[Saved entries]
--- START ---
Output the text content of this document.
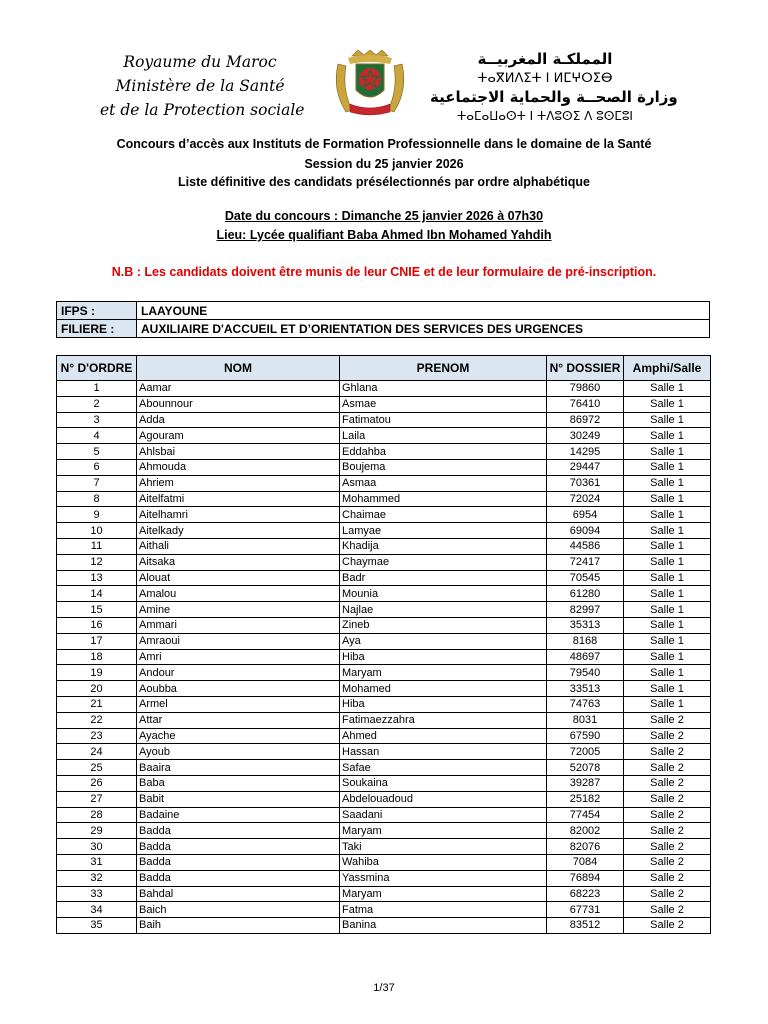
Royaume du Maroc
Ministère de la Santé
et de la Protection sociale
المملكـة المغربيــة
ⵜⴰⴳⵍⴷⵉⵜ ⵏ ⵍⵎⵖⵔⵉⴱ
وزارة الصحــة والحماية الاجتماعية
ⵜⴰⵎⴰⵡⴰⵙⵜ ⵏ ⵜⴷⵓⵙⵉ ⴷ ⵓⵙⵎⵓⵏ
Concours d’accès aux Instituts de Formation Professionnelle dans le domaine de la Santé
Session du 25 janvier 2026
Liste définitive des candidats présélectionnés par ordre alphabétique
Date du concours : Dimanche 25 janvier 2026 à 07h30
Lieu: Lycée qualifiant Baba Ahmed Ibn Mohamed Yahdih
N.B : Les candidats doivent être munis de leur CNIE et de leur formulaire de pré-inscription.
IFPS :	LAAYOUNE
FILIERE :	AUXILIAIRE D'ACCUEIL ET D’ORIENTATION DES SERVICES DES URGENCES
N° D'ORDRE	NOM	PRENOM	N° DOSSIER	Amphi/Salle
1	Aamar	Ghlana	79860	Salle 1
2	Abounnour	Asmae	76410	Salle 1
3	Adda	Fatimatou	86972	Salle 1
4	Agouram	Laila	30249	Salle 1
5	Ahlsbai	Eddahba	14295	Salle 1
6	Ahmouda	Boujema	29447	Salle 1
7	Ahriem	Asmaa	70361	Salle 1
8	Aitelfatmi	Mohammed	72024	Salle 1
9	Aitelhamri	Chaimae	6954	Salle 1
10	Aitelkady	Lamyae	69094	Salle 1
11	Aithali	Khadija	44586	Salle 1
12	Aitsaka	Chaymae	72417	Salle 1
13	Alouat	Badr	70545	Salle 1
14	Amalou	Mounia	61280	Salle 1
15	Amine	Najlae	82997	Salle 1
16	Ammari	Zineb	35313	Salle 1
17	Amraoui	Aya	8168	Salle 1
18	Amri	Hiba	48697	Salle 1
19	Andour	Maryam	79540	Salle 1
20	Aoubba	Mohamed	33513	Salle 1
21	Armel	Hiba	74763	Salle 1
22	Attar	Fatimaezzahra	8031	Salle 2
23	Ayache	Ahmed	67590	Salle 2
24	Ayoub	Hassan	72005	Salle 2
25	Baaira	Safae	52078	Salle 2
26	Baba	Soukaina	39287	Salle 2
27	Babit	Abdelouadoud	25182	Salle 2
28	Badaine	Saadani	77454	Salle 2
29	Badda	Maryam	82002	Salle 2
30	Badda	Taki	82076	Salle 2
31	Badda	Wahiba	7084	Salle 2
32	Badda	Yassmina	76894	Salle 2
33	Bahdal	Maryam	68223	Salle 2
34	Baich	Fatma	67731	Salle 2
35	Baih	Banina	83512	Salle 2
1/37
--- END ---
### DIRECTIVE
Leave every image out, and retype the material exactly.

### WRITTEN REPLY
Output the text content of this document.
Royaume du Maroc
Ministère de la Santé
et de la Protection sociale
المملكـة المغربيــة
ⵜⴰⴳⵍⴷⵉⵜ ⵏ ⵍⵎⵖⵔⵉⴱ
وزارة الصحــة والحماية الاجتماعية
ⵜⴰⵎⴰⵡⴰⵙⵜ ⵏ ⵜⴷⵓⵙⵉ ⴷ ⵓⵙⵎⵓⵏ
Concours d’accès aux Instituts de Formation Professionnelle dans le domaine de la Santé
Session du 25 janvier 2026
Liste définitive des candidats présélectionnés par ordre alphabétique
Date du concours : Dimanche 25 janvier 2026 à 07h30
Lieu: Lycée qualifiant Baba Ahmed Ibn Mohamed Yahdih
N.B : Les candidats doivent être munis de leur CNIE et de leur formulaire de pré-inscription.
IFPS :	LAAYOUNE
FILIERE :	AUXILIAIRE D'ACCUEIL ET D’ORIENTATION DES SERVICES DES URGENCES
N° D'ORDRE	NOM	PRENOM	N° DOSSIER	Amphi/Salle
1	Aamar	Ghlana	79860	Salle 1
2	Abounnour	Asmae	76410	Salle 1
3	Adda	Fatimatou	86972	Salle 1
4	Agouram	Laila	30249	Salle 1
5	Ahlsbai	Eddahba	14295	Salle 1
6	Ahmouda	Boujema	29447	Salle 1
7	Ahriem	Asmaa	70361	Salle 1
8	Aitelfatmi	Mohammed	72024	Salle 1
9	Aitelhamri	Chaimae	6954	Salle 1
10	Aitelkady	Lamyae	69094	Salle 1
11	Aithali	Khadija	44586	Salle 1
12	Aitsaka	Chaymae	72417	Salle 1
13	Alouat	Badr	70545	Salle 1
14	Amalou	Mounia	61280	Salle 1
15	Amine	Najlae	82997	Salle 1
16	Ammari	Zineb	35313	Salle 1
17	Amraoui	Aya	8168	Salle 1
18	Amri	Hiba	48697	Salle 1
19	Andour	Maryam	79540	Salle 1
20	Aoubba	Mohamed	33513	Salle 1
21	Armel	Hiba	74763	Salle 1
22	Attar	Fatimaezzahra	8031	Salle 2
23	Ayache	Ahmed	67590	Salle 2
24	Ayoub	Hassan	72005	Salle 2
25	Baaira	Safae	52078	Salle 2
26	Baba	Soukaina	39287	Salle 2
27	Babit	Abdelouadoud	25182	Salle 2
28	Badaine	Saadani	77454	Salle 2
29	Badda	Maryam	82002	Salle 2
30	Badda	Taki	82076	Salle 2
31	Badda	Wahiba	7084	Salle 2
32	Badda	Yassmina	76894	Salle 2
33	Bahdal	Maryam	68223	Salle 2
34	Baich	Fatma	67731	Salle 2
35	Baih	Banina	83512	Salle 2
1/37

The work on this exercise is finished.